◆ Textauszug
# Guten Router mit 3-4 Ethernet Slots ans Kabel BW Modem?



## ATIRadeonuser (2. Juni 2010)

Hey,
Ich hab heute meine 50 mbits von Kabel bw bekommen (clever kabel 50).
Das Standart modem hat allerdings nur 1nen Slot jetzt würde ich mir gerne über Amazon oder bei Mediamarkt,Saturn.. einen guten Router mit 3-4 Ethernet slots, wenn möglich wlan fähig kaufen, weil ich meine ps3 meine xbox 360 meine psp und meinen Pc an's internet bringen möchte. Preisklasse ist eigendlich egal sollte halt nicht sehr teuer sein, mir ist wichtig das von meinen 51  tausend laut kabel bw speedtest, download 6mbits nicht viel verloren geht wenn der Router dran ist.

MFG


----------



## rabe08 (2. Juni 2010)

Da kannst Du eigentlich jeden Router nehmen. Um ein bischen Geld zu sparen nimm einen ohne integriertes DSL-Modem, brauchst Du ja sowieso nicht. Geh bloß nicht zu MM oder Saturn, die nehmen viel zu viel Geld für sowas. Preislich ist Amazon manchmal gut aber bei weitem nicht immer. Schau bei HoH oder Hardwareversand nach. Wenn Du intern maximalen Durchsatz haben willst nimm einen Router mit GB-Ports, das treibt den Preis aber ganz schön nach oben.

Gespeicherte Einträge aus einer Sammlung

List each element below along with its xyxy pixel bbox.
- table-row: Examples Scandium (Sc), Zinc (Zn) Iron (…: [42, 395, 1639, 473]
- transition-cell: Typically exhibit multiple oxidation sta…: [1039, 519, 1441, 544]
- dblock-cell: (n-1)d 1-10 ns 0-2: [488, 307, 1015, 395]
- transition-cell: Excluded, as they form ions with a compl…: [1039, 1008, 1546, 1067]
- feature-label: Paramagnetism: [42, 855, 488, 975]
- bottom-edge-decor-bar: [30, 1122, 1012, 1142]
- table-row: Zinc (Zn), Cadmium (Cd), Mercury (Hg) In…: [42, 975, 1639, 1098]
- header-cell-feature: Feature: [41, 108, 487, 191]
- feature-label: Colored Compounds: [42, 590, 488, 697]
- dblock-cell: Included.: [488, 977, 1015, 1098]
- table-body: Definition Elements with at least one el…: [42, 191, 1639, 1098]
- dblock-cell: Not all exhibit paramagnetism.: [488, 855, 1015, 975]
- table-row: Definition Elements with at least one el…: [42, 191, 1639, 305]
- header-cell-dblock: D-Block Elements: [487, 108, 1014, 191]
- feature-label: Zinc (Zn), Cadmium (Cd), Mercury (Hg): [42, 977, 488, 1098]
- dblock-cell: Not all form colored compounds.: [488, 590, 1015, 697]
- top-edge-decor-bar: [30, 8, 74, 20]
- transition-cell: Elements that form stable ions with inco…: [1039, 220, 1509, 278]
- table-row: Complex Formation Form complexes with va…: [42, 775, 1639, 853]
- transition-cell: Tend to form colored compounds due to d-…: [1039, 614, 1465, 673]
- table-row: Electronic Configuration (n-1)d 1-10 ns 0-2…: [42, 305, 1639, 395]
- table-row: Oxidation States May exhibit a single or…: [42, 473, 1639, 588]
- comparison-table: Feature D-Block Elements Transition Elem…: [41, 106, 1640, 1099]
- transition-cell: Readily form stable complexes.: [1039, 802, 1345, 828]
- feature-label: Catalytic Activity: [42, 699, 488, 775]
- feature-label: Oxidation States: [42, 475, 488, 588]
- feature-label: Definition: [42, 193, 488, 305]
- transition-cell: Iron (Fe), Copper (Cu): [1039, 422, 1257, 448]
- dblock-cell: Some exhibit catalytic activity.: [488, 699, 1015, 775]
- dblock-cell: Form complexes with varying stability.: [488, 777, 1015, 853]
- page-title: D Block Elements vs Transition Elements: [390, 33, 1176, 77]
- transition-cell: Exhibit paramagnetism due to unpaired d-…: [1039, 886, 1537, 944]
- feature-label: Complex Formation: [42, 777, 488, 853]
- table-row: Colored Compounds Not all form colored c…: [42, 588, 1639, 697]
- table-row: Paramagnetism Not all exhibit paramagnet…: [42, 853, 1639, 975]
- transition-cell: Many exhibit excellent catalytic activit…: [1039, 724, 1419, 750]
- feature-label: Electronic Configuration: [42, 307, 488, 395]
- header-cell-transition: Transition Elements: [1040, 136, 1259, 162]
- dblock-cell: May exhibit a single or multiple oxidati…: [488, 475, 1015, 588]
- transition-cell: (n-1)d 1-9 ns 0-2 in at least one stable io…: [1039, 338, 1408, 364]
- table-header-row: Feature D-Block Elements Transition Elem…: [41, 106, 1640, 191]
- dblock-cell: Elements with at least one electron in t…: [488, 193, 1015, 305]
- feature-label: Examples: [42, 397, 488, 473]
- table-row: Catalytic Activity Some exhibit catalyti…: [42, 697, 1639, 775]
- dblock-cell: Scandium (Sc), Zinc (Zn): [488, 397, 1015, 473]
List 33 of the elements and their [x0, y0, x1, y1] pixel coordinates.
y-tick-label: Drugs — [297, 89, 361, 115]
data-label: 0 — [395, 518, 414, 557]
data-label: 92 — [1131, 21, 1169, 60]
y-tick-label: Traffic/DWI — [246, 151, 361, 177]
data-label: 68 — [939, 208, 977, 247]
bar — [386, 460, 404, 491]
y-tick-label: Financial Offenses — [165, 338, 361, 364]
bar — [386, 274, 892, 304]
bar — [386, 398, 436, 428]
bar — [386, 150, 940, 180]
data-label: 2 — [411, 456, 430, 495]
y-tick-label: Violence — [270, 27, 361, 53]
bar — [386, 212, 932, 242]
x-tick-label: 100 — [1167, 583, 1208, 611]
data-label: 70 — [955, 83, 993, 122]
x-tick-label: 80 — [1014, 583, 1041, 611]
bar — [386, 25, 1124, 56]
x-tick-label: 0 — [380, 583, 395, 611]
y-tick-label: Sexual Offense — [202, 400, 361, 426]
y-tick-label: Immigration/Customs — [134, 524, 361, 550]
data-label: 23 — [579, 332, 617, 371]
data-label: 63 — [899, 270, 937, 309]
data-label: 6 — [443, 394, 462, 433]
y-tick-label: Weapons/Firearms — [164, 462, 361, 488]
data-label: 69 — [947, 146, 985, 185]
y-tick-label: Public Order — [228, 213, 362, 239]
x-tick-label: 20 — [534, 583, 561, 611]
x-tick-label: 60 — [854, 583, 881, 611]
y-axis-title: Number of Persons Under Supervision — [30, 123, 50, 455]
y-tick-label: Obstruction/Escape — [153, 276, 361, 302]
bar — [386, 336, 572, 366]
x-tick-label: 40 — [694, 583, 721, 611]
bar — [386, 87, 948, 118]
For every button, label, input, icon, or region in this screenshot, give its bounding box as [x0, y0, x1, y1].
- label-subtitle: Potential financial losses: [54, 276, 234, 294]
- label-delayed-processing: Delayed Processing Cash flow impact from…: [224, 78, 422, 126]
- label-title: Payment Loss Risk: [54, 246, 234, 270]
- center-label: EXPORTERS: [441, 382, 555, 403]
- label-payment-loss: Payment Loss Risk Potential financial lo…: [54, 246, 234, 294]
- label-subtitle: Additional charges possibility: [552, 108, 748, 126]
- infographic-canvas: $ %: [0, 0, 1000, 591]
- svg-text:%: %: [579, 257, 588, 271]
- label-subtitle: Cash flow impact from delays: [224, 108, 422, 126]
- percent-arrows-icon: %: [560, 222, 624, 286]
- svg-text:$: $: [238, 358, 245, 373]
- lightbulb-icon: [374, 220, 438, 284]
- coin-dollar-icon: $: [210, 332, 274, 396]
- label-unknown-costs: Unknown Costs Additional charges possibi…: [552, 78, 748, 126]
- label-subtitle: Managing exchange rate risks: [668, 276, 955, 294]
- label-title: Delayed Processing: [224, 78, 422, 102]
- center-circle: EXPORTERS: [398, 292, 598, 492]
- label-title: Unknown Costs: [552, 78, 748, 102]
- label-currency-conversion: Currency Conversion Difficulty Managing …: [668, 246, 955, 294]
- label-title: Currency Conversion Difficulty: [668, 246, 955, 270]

◆ Aufgabenstellung
Zitieren Sie wörtlich aus dem Forenthread zur Routerwahl am Kabel-BW-Modem: Beginnen Sie bei den Worten „## ATIRadeonuser (2.“ und hören Sie nach den Worten „Router dran ist.“ auf.

◆ Lösung
## ATIRadeonuser (2. Juni 2010)

Hey,
Ich hab heute meine 50 mbits von Kabel bw bekommen (clever kabel 50).
Das Standart modem hat allerdings nur 1nen Slot jetzt würde ich mir gerne über Amazon oder bei Mediamarkt,Saturn.. einen guten Router mit 3-4 Ethernet slots, wenn möglich wlan fähig kaufen, weil ich meine ps3 meine xbox 360 meine psp und meinen Pc an's internet bringen möchte. Preisklasse ist eigendlich egal sollte halt nicht sehr teuer sein, mir ist wichtig das von meinen 51  tausend laut kabel bw speedtest, download 6mbits nicht viel verloren geht wenn der Router dran ist.